PROBLEM DESCRIPTION:
Within the listing below, locate all lines containing the word "this". Copy each one.
--- MATERIAL PROVIDED ---
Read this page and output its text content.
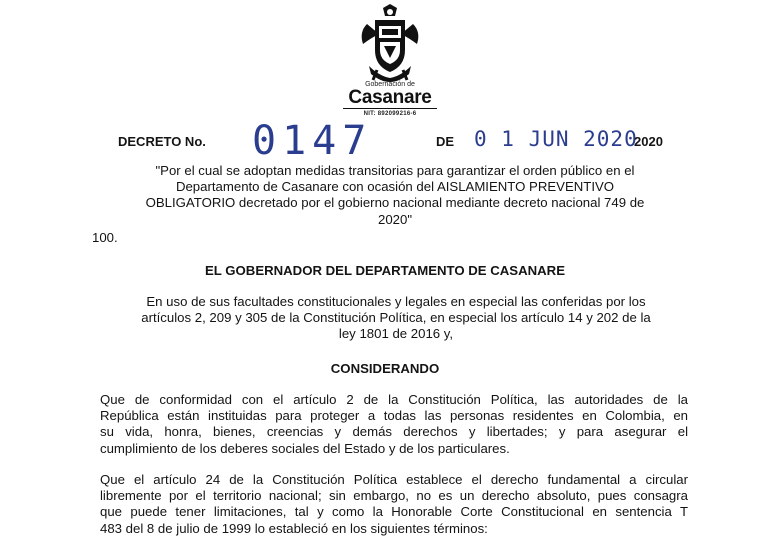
Gobernación de
Casanare
NIT: 892099216-6
DECRETO No. 0147	DE 0 1 JUN 2020
2020
"Por el cual se adoptan medidas transitorias para garantizar el orden público en el
Departamento de Casanare con ocasión del AISLAMIENTO PREVENTIVO
OBLIGATORIO decretado por el gobierno nacional mediante decreto nacional 749 de
2020"
100.
EL GOBERNADOR DEL DEPARTAMENTO DE CASANARE
En uso de sus facultades constitucionales y legales en especial las conferidas por los
artículos 2, 209 y 305 de la Constitución Política, en especial los artículo 14 y 202 de la
ley 1801 de 2016 y,
CONSIDERANDO
Que de conformidad con el artículo 2 de la Constitución Política, las autoridades de la
República están instituidas para proteger a todas las personas residentes en Colombia, en
su vida, honra, bienes, creencias y demás derechos y libertades; y para asegurar el
cumplimiento de los deberes sociales del Estado y de los particulares.
Que el artículo 24 de la Constitución Política establece el derecho fundamental a circular
libremente por el territorio nacional; sin embargo, no es un derecho absoluto, pues consagra
que puede tener limitaciones, tal y como la Honorable Corte Constitucional en sentencia T
483 del 8 de julio de 1999 lo estableció en los siguientes términos:
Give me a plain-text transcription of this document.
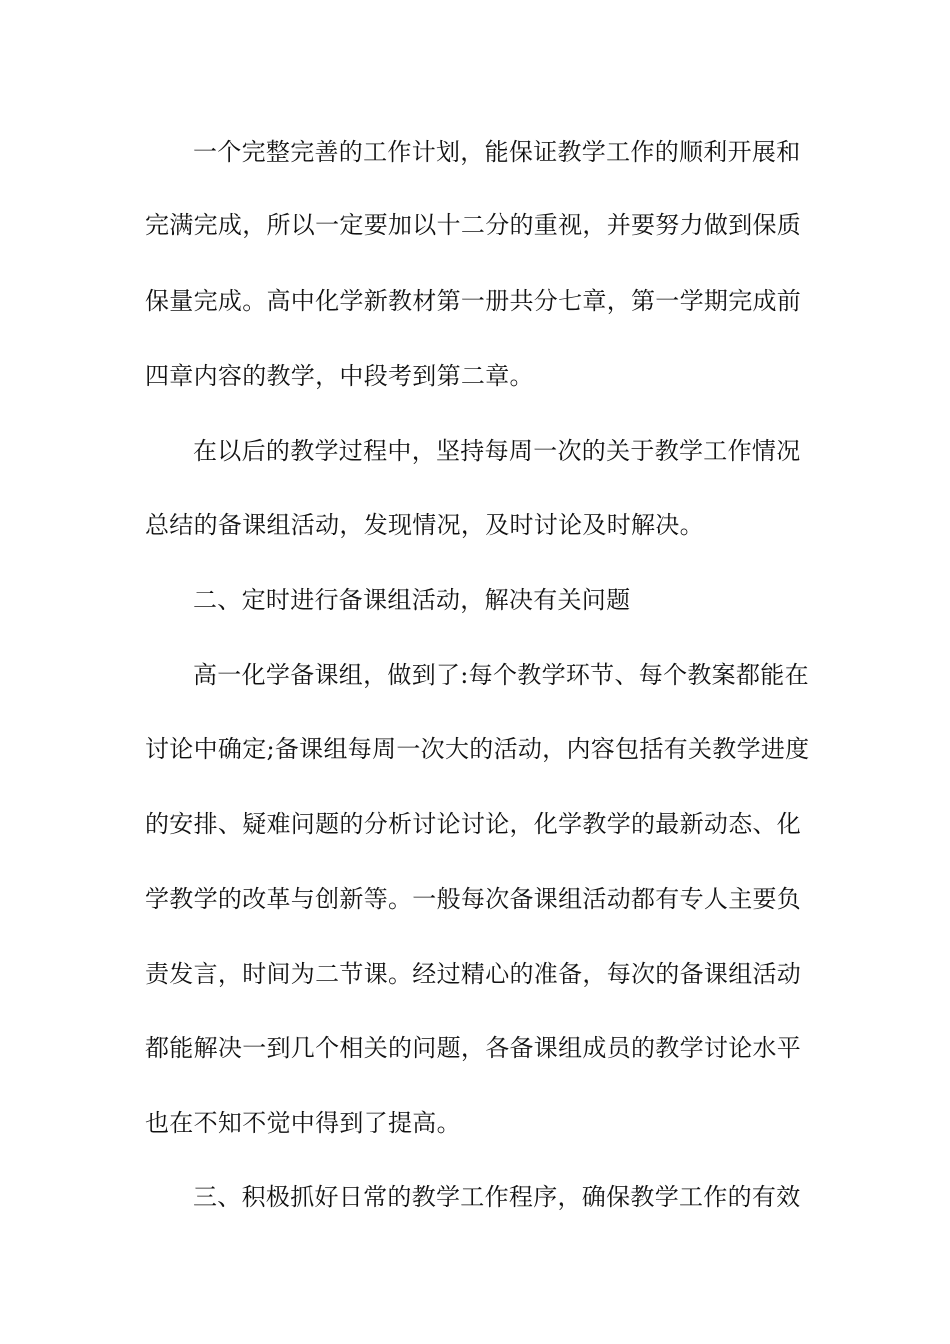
一个完整完善的工作计划，能保证教学工作的顺利开展和
完满完成，所以一定要加以十二分的重视，并要努力做到保质
保量完成。高中化学新教材第一册共分七章，第一学期完成前
四章内容的教学，中段考到第二章。
在以后的教学过程中，坚持每周一次的关于教学工作情况
总结的备课组活动，发现情况，及时讨论及时解决。
二、定时进行备课组活动，解决有关问题
高一化学备课组，做到了:每个教学环节、每个教案都能在
讨论中确定;备课组每周一次大的活动，内容包括有关教学进度
的安排、疑难问题的分析讨论讨论，化学教学的最新动态、化
学教学的改革与创新等。一般每次备课组活动都有专人主要负
责发言，时间为二节课。经过精心的准备，每次的备课组活动
都能解决一到几个相关的问题，各备课组成员的教学讨论水平
也在不知不觉中得到了提高。
三、积极抓好日常的教学工作程序，确保教学工作的有效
---
OUTPUT:
Read this page and output its text content.
Give me a plain-text transcription of this document.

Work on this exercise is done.